Extract the whole listing as it stands. Do not include the pictures.

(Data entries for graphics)
=====

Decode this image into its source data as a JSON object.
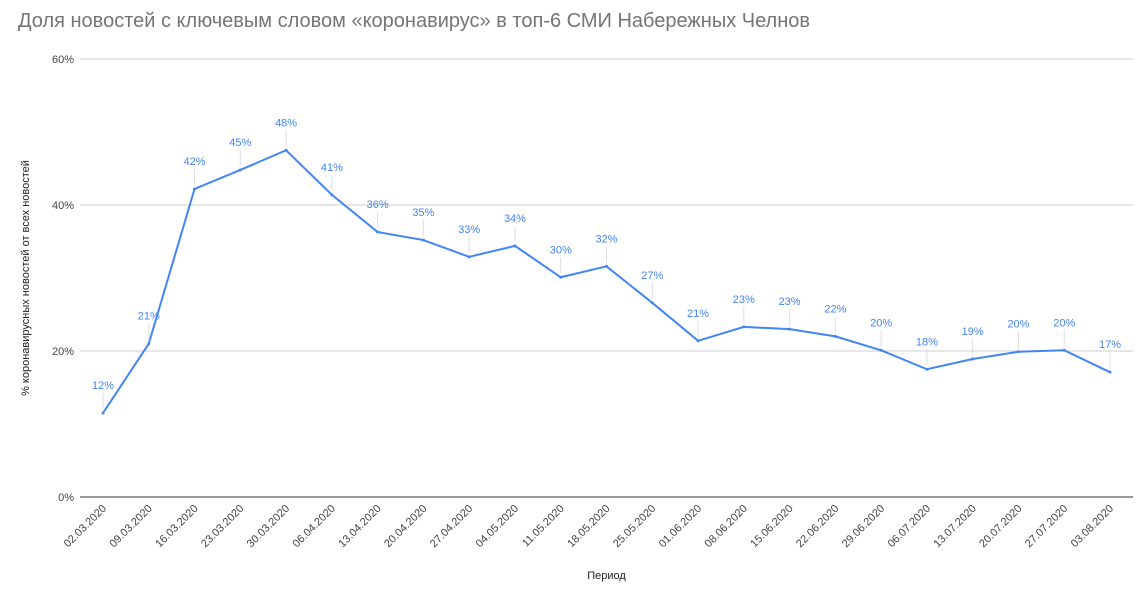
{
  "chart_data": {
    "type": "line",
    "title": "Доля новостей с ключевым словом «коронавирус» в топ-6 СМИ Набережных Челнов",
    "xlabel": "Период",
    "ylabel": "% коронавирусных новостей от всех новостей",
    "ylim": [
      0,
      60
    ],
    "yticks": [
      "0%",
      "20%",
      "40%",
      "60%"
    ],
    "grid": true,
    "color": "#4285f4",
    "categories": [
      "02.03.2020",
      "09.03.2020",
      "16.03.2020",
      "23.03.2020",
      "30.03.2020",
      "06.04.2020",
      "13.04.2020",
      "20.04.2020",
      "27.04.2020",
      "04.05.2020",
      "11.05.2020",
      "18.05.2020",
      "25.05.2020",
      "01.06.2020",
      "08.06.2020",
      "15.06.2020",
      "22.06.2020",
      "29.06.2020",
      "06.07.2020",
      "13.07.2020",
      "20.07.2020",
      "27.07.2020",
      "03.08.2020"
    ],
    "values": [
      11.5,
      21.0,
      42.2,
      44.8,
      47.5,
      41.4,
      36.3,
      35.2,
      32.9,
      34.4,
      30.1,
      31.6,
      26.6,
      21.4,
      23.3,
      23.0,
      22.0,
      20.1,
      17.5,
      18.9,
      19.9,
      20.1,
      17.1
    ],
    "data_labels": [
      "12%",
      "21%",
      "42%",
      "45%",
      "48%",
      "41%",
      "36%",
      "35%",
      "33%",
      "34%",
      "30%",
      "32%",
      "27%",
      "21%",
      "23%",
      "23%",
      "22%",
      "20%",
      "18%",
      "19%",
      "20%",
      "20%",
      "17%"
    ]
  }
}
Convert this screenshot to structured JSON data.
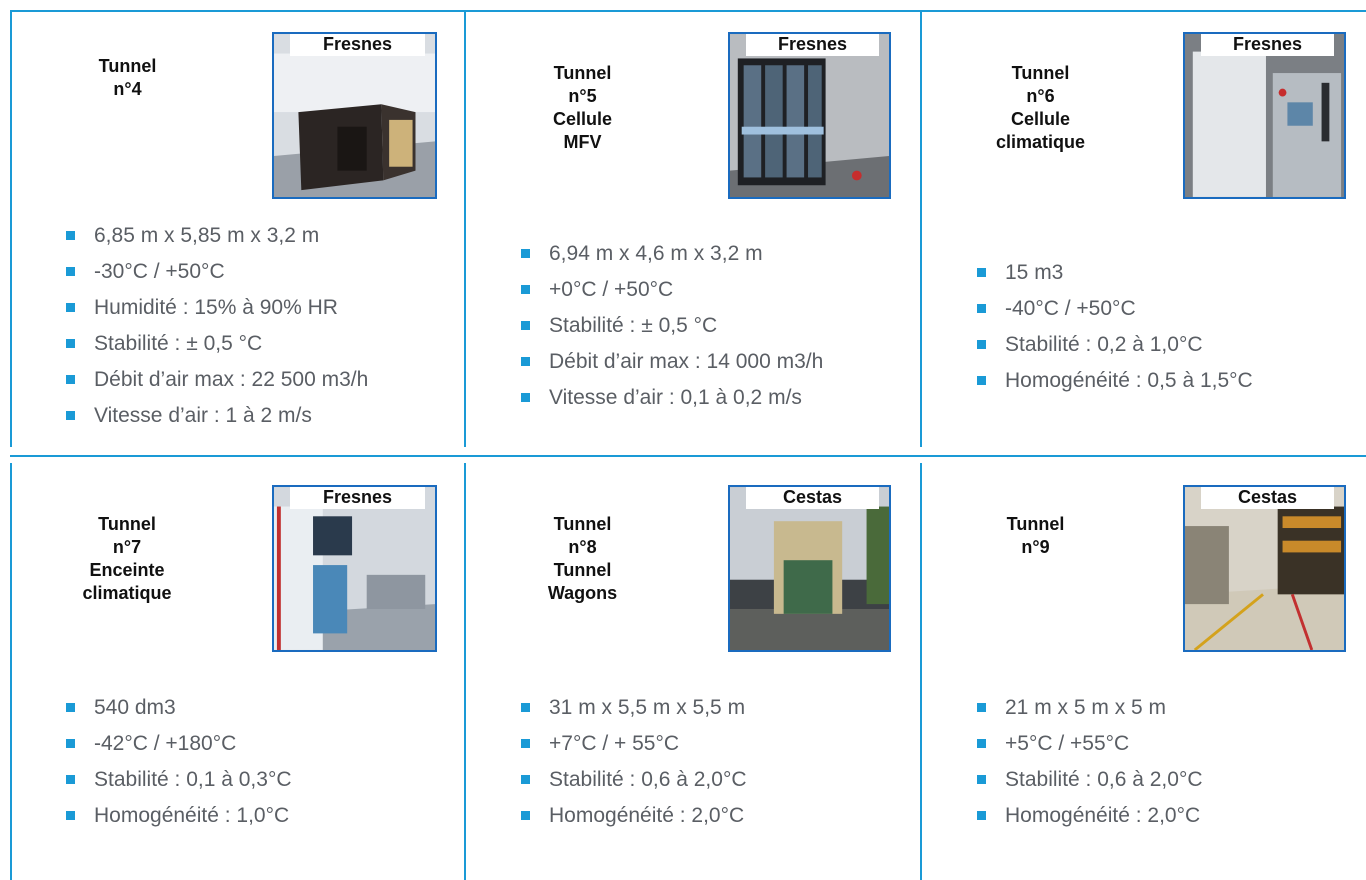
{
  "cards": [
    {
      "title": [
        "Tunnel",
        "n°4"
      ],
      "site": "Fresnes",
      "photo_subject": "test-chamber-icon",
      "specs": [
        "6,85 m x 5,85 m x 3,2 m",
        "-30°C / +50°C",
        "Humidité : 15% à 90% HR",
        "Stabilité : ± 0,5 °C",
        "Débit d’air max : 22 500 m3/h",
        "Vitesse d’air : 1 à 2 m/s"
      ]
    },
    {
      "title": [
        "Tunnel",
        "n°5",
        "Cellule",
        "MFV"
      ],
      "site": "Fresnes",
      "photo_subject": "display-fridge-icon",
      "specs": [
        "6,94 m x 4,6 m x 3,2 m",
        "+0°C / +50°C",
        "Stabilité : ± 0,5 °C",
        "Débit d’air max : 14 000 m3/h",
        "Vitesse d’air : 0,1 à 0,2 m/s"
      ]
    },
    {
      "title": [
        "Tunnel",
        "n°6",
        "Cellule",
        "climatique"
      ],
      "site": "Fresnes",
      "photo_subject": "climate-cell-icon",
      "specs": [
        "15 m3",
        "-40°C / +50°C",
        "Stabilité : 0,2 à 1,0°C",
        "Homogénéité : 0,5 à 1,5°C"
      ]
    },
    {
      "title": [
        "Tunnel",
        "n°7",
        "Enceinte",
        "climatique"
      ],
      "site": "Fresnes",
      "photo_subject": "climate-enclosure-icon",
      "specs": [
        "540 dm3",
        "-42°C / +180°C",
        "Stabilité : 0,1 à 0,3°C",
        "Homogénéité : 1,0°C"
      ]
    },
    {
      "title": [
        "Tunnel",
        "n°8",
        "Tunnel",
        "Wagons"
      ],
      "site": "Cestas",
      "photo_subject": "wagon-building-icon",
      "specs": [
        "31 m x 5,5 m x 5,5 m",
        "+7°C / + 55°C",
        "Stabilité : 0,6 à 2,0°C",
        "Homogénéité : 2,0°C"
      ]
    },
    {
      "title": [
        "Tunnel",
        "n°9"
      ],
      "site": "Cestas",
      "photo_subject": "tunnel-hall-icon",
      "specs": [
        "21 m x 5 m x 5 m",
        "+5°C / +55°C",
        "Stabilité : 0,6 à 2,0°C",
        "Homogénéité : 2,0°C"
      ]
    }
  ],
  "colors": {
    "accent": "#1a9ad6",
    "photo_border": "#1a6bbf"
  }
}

=====

*Answer to this task*.
Decode this image into its source data as a JSON object.
{
  "chart_data": {
    "type": "line",
    "title": "Доля новостей с ключевым словом «коронавирус» в топ-6 СМИ Набережных Челнов",
    "xlabel": "Период",
    "ylabel": "% коронавирусных новостей от всех новостей",
    "ylim": [
      0,
      60
    ],
    "yticks": [
      "0%",
      "20%",
      "40%",
      "60%"
    ],
    "grid": true,
    "color": "#4285f4",
    "categories": [
      "02.03.2020",
      "09.03.2020",
      "16.03.2020",
      "23.03.2020",
      "30.03.2020",
      "06.04.2020",
      "13.04.2020",
      "20.04.2020",
      "27.04.2020",
      "04.05.2020",
      "11.05.2020",
      "18.05.2020",
      "25.05.2020",
      "01.06.2020",
      "08.06.2020",
      "15.06.2020",
      "22.06.2020",
      "29.06.2020",
      "06.07.2020",
      "13.07.2020",
      "20.07.2020",
      "27.07.2020",
      "03.08.2020"
    ],
    "values": [
      11.5,
      21.0,
      42.2,
      44.8,
      47.5,
      41.4,
      36.3,
      35.2,
      32.9,
      34.4,
      30.1,
      31.6,
      26.6,
      21.4,
      23.3,
      23.0,
      22.0,
      20.1,
      17.5,
      18.9,
      19.9,
      20.1,
      17.1
    ],
    "data_labels": [
      "12%",
      "21%",
      "42%",
      "45%",
      "48%",
      "41%",
      "36%",
      "35%",
      "33%",
      "34%",
      "30%",
      "32%",
      "27%",
      "21%",
      "23%",
      "23%",
      "22%",
      "20%",
      "18%",
      "19%",
      "20%",
      "20%",
      "17%"
    ]
  }
}
Convert this screenshot to structured JSON data.
{
  "cards": [
    {
      "title": [
        "Tunnel",
        "n°4"
      ],
      "site": "Fresnes",
      "photo_subject": "test-chamber-icon",
      "specs": [
        "6,85 m x 5,85 m x 3,2 m",
        "-30°C / +50°C",
        "Humidité : 15% à 90% HR",
        "Stabilité : ± 0,5 °C",
        "Débit d’air max : 22 500 m3/h",
        "Vitesse d’air : 1 à 2 m/s"
      ]
    },
    {
      "title": [
        "Tunnel",
        "n°5",
        "Cellule",
        "MFV"
      ],
      "site": "Fresnes",
      "photo_subject": "display-fridge-icon",
      "specs": [
        "6,94 m x 4,6 m x 3,2 m",
        "+0°C / +50°C",
        "Stabilité : ± 0,5 °C",
        "Débit d’air max : 14 000 m3/h",
        "Vitesse d’air : 0,1 à 0,2 m/s"
      ]
    },
    {
      "title": [
        "Tunnel",
        "n°6",
        "Cellule",
        "climatique"
      ],
      "site": "Fresnes",
      "photo_subject": "climate-cell-icon",
      "specs": [
        "15 m3",
        "-40°C / +50°C",
        "Stabilité : 0,2 à 1,0°C",
        "Homogénéité : 0,5 à 1,5°C"
      ]
    },
    {
      "title": [
        "Tunnel",
        "n°7",
        "Enceinte",
        "climatique"
      ],
      "site": "Fresnes",
      "photo_subject": "climate-enclosure-icon",
      "specs": [
        "540 dm3",
        "-42°C / +180°C",
        "Stabilité : 0,1 à 0,3°C",
        "Homogénéité : 1,0°C"
      ]
    },
    {
      "title": [
        "Tunnel",
        "n°8",
        "Tunnel",
        "Wagons"
      ],
      "site": "Cestas",
      "photo_subject": "wagon-building-icon",
      "specs": [
        "31 m x 5,5 m x 5,5 m",
        "+7°C / + 55°C",
        "Stabilité : 0,6 à 2,0°C",
        "Homogénéité : 2,0°C"
      ]
    },
    {
      "title": [
        "Tunnel",
        "n°9"
      ],
      "site": "Cestas",
      "photo_subject": "tunnel-hall-icon",
      "specs": [
        "21 m x 5 m x 5 m",
        "+5°C / +55°C",
        "Stabilité : 0,6 à 2,0°C",
        "Homogénéité : 2,0°C"
      ]
    }
  ],
  "colors": {
    "accent": "#1a9ad6",
    "photo_border": "#1a6bbf"
  }
}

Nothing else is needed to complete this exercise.